The exercise>
Transcribe each entry below exactly. Pictures do not go in the copy.

Material for this exercise>
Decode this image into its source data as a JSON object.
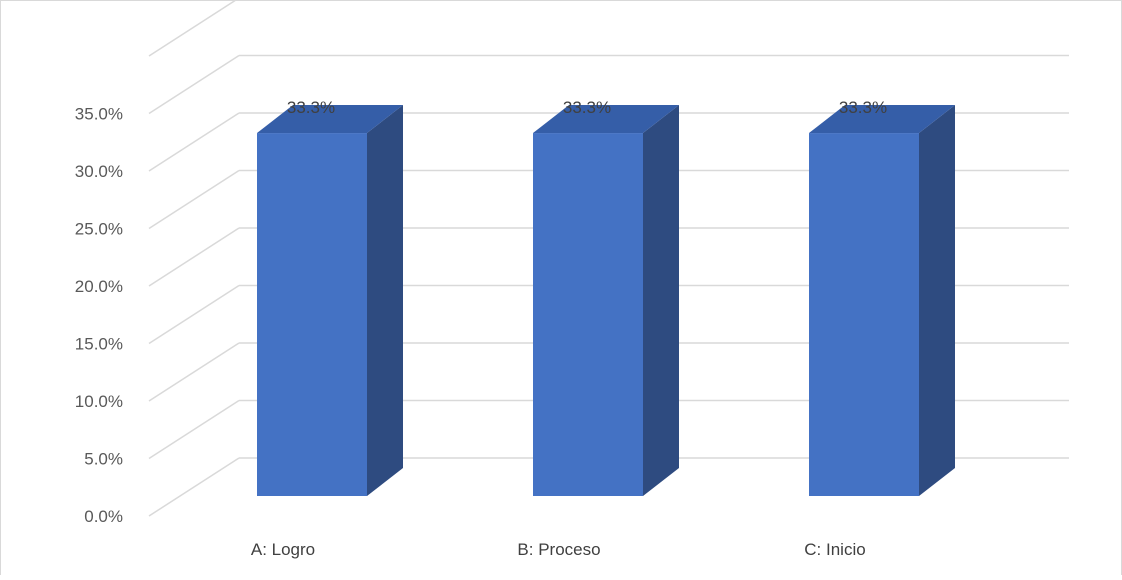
{
  "chart_data": {
    "type": "bar",
    "categories": [
      "A: Logro",
      "B: Proceso",
      "C: Inicio"
    ],
    "values": [
      33.3,
      33.3,
      33.3
    ],
    "data_labels": [
      "33.3%",
      "33.3%",
      "33.3%"
    ],
    "title": "",
    "xlabel": "",
    "ylabel": "",
    "ylim": [
      0,
      35
    ],
    "y_ticks": [
      0,
      5,
      10,
      15,
      20,
      25,
      30,
      35
    ],
    "y_tick_labels": [
      "0.0%",
      "5.0%",
      "10.0%",
      "15.0%",
      "20.0%",
      "25.0%",
      "30.0%",
      "35.0%"
    ],
    "grid": true,
    "legend": "none",
    "style": "3d-column",
    "colors": {
      "bar_front": "#4472c4",
      "bar_side": "#2e4b80",
      "bar_top": "#355ea8",
      "grid": "#d9d9d9"
    }
  }
}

Response to the task>
Decode this image into its source data as a JSON object.
{
  "chart_data": {
    "type": "bar",
    "categories": [
      "A: Logro",
      "B: Proceso",
      "C: Inicio"
    ],
    "values": [
      33.3,
      33.3,
      33.3
    ],
    "data_labels": [
      "33.3%",
      "33.3%",
      "33.3%"
    ],
    "title": "",
    "xlabel": "",
    "ylabel": "",
    "ylim": [
      0,
      35
    ],
    "y_ticks": [
      0,
      5,
      10,
      15,
      20,
      25,
      30,
      35
    ],
    "y_tick_labels": [
      "0.0%",
      "5.0%",
      "10.0%",
      "15.0%",
      "20.0%",
      "25.0%",
      "30.0%",
      "35.0%"
    ],
    "grid": true,
    "legend": "none",
    "style": "3d-column",
    "colors": {
      "bar_front": "#4472c4",
      "bar_side": "#2e4b80",
      "bar_top": "#355ea8",
      "grid": "#d9d9d9"
    }
  }
}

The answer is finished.